WORK TO COMPLETE —
Reproduce the material word for word; the images stay out.

Figure collection entries:

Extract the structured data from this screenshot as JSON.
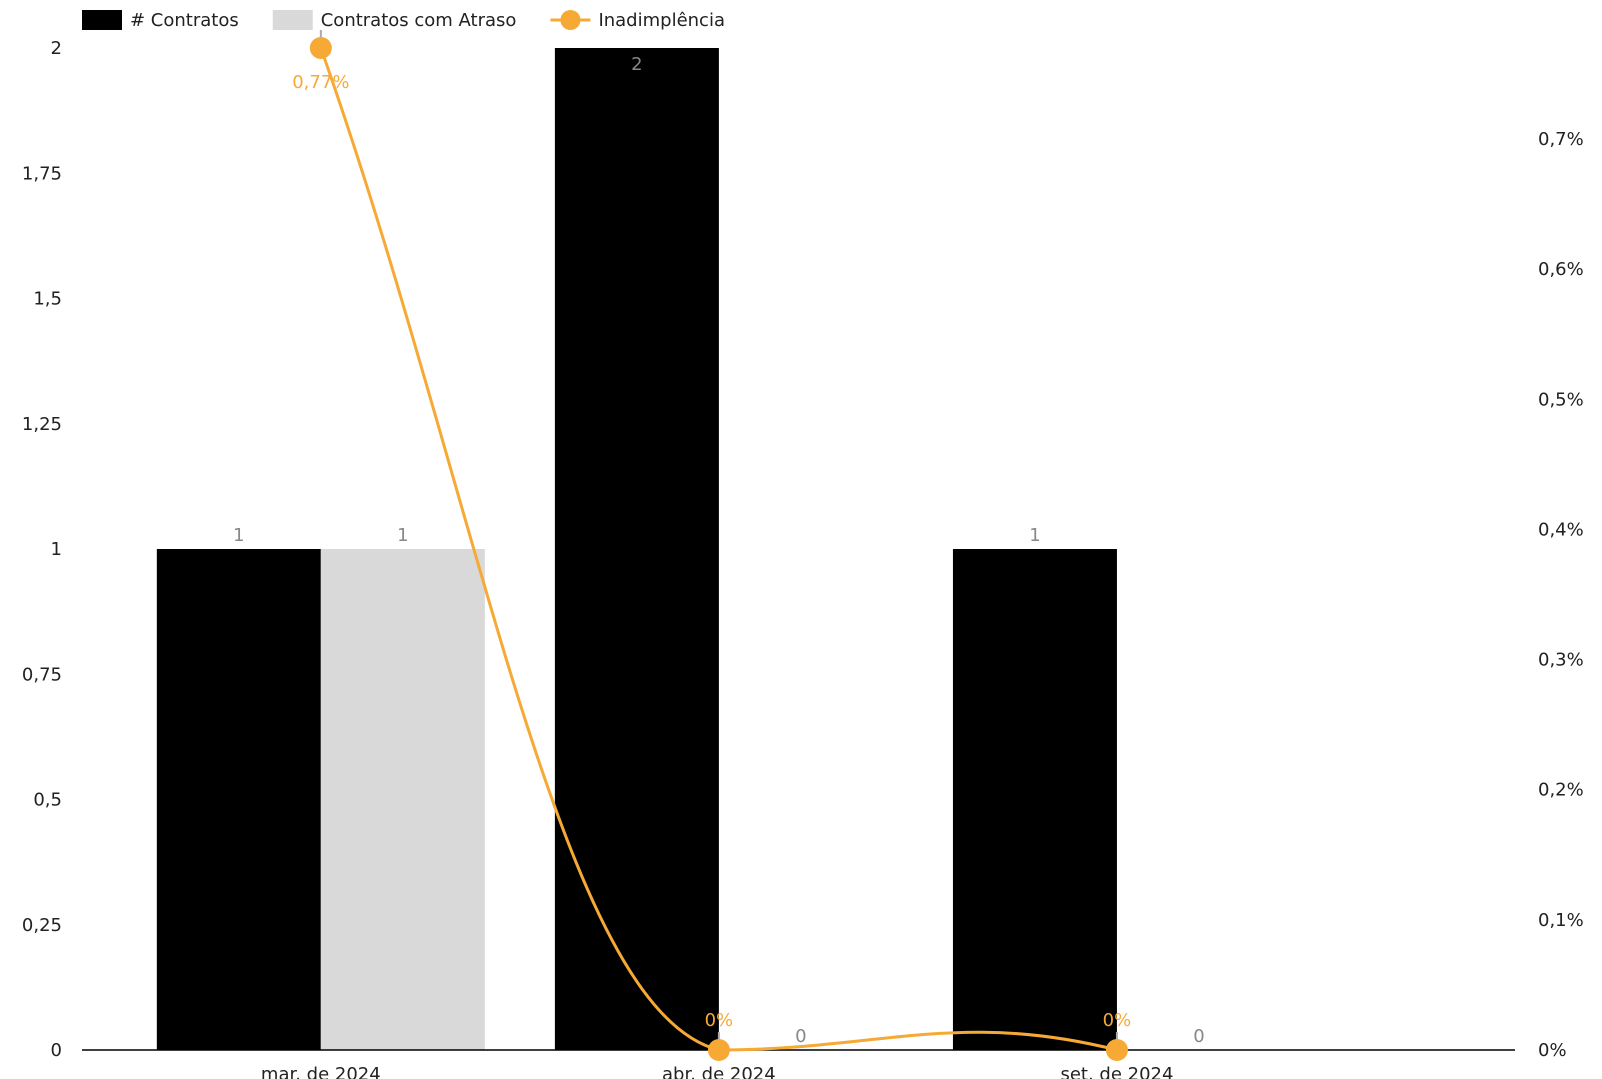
{
  "chart_data": {
    "type": "bar",
    "categories": [
      "mar. de 2024",
      "abr. de 2024",
      "set. de 2024"
    ],
    "series": [
      {
        "name": "# Contratos",
        "kind": "bar",
        "axis": "left",
        "color": "#000000",
        "values": [
          1,
          2,
          1
        ]
      },
      {
        "name": "Contratos com Atraso",
        "kind": "bar",
        "axis": "left",
        "color": "#d9d9d9",
        "values": [
          1,
          0,
          0
        ]
      },
      {
        "name": "Inadimplência",
        "kind": "line",
        "axis": "right",
        "color": "#f6a935",
        "values": [
          0.77,
          0,
          0
        ]
      }
    ],
    "bar_labels": [
      [
        "1",
        "2",
        "1"
      ],
      [
        "1",
        "0",
        "0"
      ]
    ],
    "line_labels": [
      "0,77%",
      "0%",
      "0%"
    ],
    "y_left": {
      "ylim": [
        0,
        2
      ],
      "ticks": [
        0,
        0.25,
        0.5,
        0.75,
        1,
        1.25,
        1.5,
        1.75,
        2
      ],
      "tick_labels": [
        "0",
        "0,25",
        "0,5",
        "0,75",
        "1",
        "1,25",
        "1,5",
        "1,75",
        "2"
      ]
    },
    "y_right": {
      "ylim": [
        0,
        0.77
      ],
      "ticks": [
        0,
        0.1,
        0.2,
        0.3,
        0.4,
        0.5,
        0.6,
        0.7
      ],
      "tick_labels": [
        "0%",
        "0,1%",
        "0,2%",
        "0,3%",
        "0,4%",
        "0,5%",
        "0,6%",
        "0,7%"
      ]
    },
    "legend_position": "top-left",
    "grid": false
  }
}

ANSWER BELOW —
Extract the structured data from this screenshot as JSON.
{
  "chart_data": {
    "type": "bar",
    "categories": [
      "mar. de 2024",
      "abr. de 2024",
      "set. de 2024"
    ],
    "series": [
      {
        "name": "# Contratos",
        "kind": "bar",
        "axis": "left",
        "color": "#000000",
        "values": [
          1,
          2,
          1
        ]
      },
      {
        "name": "Contratos com Atraso",
        "kind": "bar",
        "axis": "left",
        "color": "#d9d9d9",
        "values": [
          1,
          0,
          0
        ]
      },
      {
        "name": "Inadimplência",
        "kind": "line",
        "axis": "right",
        "color": "#f6a935",
        "values": [
          0.77,
          0,
          0
        ]
      }
    ],
    "bar_labels": [
      [
        "1",
        "2",
        "1"
      ],
      [
        "1",
        "0",
        "0"
      ]
    ],
    "line_labels": [
      "0,77%",
      "0%",
      "0%"
    ],
    "y_left": {
      "ylim": [
        0,
        2
      ],
      "ticks": [
        0,
        0.25,
        0.5,
        0.75,
        1,
        1.25,
        1.5,
        1.75,
        2
      ],
      "tick_labels": [
        "0",
        "0,25",
        "0,5",
        "0,75",
        "1",
        "1,25",
        "1,5",
        "1,75",
        "2"
      ]
    },
    "y_right": {
      "ylim": [
        0,
        0.77
      ],
      "ticks": [
        0,
        0.1,
        0.2,
        0.3,
        0.4,
        0.5,
        0.6,
        0.7
      ],
      "tick_labels": [
        "0%",
        "0,1%",
        "0,2%",
        "0,3%",
        "0,4%",
        "0,5%",
        "0,6%",
        "0,7%"
      ]
    },
    "legend_position": "top-left",
    "grid": false
  }
}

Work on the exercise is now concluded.